> _Task requirements_:
Look through the listing and locate every line containing the word "عادة"; copy those lines.

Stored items
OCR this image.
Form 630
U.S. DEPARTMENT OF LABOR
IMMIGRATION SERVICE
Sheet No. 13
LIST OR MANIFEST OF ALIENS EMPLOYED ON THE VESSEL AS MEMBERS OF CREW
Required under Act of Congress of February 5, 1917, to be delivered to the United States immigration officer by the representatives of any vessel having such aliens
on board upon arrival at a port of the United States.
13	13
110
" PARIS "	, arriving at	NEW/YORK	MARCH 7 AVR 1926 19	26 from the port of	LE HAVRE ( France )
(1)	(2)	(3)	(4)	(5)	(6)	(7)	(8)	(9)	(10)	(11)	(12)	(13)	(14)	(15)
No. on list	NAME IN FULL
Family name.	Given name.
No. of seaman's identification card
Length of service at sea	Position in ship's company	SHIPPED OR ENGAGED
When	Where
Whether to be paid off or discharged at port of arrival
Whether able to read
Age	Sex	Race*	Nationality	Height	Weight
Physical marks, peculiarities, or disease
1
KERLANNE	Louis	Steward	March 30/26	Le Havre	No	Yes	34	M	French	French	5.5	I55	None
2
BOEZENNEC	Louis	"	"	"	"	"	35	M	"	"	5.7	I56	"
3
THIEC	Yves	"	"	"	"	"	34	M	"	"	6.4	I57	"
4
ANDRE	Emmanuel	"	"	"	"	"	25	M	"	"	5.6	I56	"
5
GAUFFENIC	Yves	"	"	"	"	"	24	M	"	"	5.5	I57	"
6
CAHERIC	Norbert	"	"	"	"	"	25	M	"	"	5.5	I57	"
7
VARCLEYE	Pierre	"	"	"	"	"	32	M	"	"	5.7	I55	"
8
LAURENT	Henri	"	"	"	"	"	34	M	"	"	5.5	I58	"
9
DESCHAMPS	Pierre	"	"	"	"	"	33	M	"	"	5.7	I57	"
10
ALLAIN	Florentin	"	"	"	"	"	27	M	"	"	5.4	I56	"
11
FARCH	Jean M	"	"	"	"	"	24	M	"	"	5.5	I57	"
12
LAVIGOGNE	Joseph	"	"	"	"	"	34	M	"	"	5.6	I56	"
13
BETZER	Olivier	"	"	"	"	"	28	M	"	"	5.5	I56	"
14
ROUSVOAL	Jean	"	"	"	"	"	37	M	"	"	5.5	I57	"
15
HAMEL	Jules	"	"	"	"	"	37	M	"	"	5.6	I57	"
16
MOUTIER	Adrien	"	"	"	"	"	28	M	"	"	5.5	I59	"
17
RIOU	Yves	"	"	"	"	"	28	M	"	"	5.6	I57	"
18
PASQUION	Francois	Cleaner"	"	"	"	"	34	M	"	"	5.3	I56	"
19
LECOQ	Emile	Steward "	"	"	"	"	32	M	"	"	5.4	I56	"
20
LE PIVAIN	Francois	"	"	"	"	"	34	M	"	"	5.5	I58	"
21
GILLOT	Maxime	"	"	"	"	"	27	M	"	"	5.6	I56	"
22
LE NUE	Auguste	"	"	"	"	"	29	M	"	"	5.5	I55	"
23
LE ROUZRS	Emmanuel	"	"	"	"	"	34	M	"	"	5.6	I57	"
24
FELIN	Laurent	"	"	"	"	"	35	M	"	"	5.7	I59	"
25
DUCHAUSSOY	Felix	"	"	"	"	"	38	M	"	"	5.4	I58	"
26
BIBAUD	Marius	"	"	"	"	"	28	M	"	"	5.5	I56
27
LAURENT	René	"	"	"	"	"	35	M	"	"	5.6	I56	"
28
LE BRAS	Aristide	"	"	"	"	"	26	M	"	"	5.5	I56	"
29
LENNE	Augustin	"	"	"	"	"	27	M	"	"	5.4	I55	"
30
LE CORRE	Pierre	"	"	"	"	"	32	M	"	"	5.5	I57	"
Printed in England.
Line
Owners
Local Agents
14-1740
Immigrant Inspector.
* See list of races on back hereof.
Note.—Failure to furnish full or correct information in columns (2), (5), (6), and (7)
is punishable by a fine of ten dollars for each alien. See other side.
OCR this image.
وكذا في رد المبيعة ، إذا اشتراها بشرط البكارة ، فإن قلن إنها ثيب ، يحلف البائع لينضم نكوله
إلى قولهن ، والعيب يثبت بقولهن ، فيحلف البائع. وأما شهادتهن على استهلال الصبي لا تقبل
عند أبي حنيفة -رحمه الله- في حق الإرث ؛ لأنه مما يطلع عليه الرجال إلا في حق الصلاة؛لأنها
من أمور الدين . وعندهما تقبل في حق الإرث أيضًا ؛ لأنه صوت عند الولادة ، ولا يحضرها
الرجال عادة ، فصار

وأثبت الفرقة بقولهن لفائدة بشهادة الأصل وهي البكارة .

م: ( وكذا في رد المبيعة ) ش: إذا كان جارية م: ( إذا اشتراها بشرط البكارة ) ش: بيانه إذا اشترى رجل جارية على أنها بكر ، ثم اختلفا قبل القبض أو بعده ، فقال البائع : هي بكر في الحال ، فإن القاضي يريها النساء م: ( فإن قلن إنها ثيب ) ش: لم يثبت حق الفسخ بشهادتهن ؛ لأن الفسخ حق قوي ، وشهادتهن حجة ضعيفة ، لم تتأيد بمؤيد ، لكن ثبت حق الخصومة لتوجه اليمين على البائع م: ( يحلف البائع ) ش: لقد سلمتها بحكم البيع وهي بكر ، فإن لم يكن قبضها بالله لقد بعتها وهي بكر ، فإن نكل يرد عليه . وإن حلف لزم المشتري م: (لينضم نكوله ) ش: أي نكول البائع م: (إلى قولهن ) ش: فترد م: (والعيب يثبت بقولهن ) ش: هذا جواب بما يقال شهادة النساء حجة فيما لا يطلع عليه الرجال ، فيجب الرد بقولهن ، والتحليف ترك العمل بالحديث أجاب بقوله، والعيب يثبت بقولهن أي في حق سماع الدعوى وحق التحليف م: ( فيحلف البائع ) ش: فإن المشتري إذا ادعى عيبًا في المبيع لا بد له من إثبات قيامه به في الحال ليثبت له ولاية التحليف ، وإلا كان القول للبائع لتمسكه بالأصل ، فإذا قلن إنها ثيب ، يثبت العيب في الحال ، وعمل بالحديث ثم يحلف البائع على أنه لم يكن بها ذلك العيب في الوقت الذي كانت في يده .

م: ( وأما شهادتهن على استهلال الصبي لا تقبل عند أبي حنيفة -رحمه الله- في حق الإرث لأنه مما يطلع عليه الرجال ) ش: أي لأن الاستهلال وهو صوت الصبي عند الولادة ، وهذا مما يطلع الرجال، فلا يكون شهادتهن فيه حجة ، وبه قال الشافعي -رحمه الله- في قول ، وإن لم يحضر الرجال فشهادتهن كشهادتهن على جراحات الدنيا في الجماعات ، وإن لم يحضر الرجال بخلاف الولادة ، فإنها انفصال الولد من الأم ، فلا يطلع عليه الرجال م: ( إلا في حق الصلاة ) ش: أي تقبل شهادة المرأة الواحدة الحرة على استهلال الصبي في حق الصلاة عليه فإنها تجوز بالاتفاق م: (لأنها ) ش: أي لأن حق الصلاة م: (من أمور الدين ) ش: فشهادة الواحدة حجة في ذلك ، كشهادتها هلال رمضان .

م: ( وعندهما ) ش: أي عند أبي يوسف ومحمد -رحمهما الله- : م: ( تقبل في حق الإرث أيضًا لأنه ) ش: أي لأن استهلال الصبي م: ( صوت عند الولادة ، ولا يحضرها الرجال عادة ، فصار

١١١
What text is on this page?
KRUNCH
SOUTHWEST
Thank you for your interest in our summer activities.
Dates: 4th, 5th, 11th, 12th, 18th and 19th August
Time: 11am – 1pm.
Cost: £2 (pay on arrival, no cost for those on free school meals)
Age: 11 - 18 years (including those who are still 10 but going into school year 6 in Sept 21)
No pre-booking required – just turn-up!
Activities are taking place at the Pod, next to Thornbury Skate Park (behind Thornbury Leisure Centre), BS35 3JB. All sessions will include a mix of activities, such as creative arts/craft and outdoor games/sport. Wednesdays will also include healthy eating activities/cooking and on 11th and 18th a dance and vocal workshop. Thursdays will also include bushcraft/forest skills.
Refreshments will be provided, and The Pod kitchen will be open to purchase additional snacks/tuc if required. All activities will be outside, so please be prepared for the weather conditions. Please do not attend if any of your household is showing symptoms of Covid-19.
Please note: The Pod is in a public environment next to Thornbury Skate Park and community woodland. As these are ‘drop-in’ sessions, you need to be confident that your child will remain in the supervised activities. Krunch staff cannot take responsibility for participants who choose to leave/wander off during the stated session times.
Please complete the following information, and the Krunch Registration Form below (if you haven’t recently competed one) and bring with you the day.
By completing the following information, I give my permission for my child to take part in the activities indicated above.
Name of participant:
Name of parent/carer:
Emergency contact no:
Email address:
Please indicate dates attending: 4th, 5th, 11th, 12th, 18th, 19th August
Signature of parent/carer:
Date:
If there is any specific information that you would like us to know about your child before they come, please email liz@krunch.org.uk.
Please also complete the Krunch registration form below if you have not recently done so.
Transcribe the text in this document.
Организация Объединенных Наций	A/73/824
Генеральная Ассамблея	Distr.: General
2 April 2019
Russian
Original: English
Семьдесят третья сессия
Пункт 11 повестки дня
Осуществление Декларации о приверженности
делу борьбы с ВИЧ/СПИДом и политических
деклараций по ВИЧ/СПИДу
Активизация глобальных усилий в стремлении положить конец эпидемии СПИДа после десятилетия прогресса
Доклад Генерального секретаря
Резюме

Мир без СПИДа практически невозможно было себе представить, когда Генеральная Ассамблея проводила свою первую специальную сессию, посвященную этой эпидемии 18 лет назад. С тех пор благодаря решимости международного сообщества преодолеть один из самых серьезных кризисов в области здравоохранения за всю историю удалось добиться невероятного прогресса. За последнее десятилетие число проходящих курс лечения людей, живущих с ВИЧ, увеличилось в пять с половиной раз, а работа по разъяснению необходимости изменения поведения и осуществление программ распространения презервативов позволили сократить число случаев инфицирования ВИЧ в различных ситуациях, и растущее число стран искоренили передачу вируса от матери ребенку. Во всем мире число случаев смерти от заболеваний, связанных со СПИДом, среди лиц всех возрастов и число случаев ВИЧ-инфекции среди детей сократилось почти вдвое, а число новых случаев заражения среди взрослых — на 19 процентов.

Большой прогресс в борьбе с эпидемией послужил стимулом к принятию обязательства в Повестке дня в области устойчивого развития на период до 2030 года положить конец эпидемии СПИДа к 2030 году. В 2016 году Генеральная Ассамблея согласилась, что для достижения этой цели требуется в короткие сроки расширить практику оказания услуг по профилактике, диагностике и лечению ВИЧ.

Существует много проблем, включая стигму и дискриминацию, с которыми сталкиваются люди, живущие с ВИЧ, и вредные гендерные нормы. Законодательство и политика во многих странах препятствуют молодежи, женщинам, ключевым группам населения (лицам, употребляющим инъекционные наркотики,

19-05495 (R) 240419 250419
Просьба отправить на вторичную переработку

> _Written solution_:
الرجال عادة ، فصار
م: ( وعندهما ) ش: أي عند أبي يوسف ومحمد -رحمهما الله- : م: ( تقبل في حق الإرث أيضًا لأنه ) ش: أي لأن استهلال الصبي م: ( صوت عند الولادة ، ولا يحضرها الرجال عادة ، فصار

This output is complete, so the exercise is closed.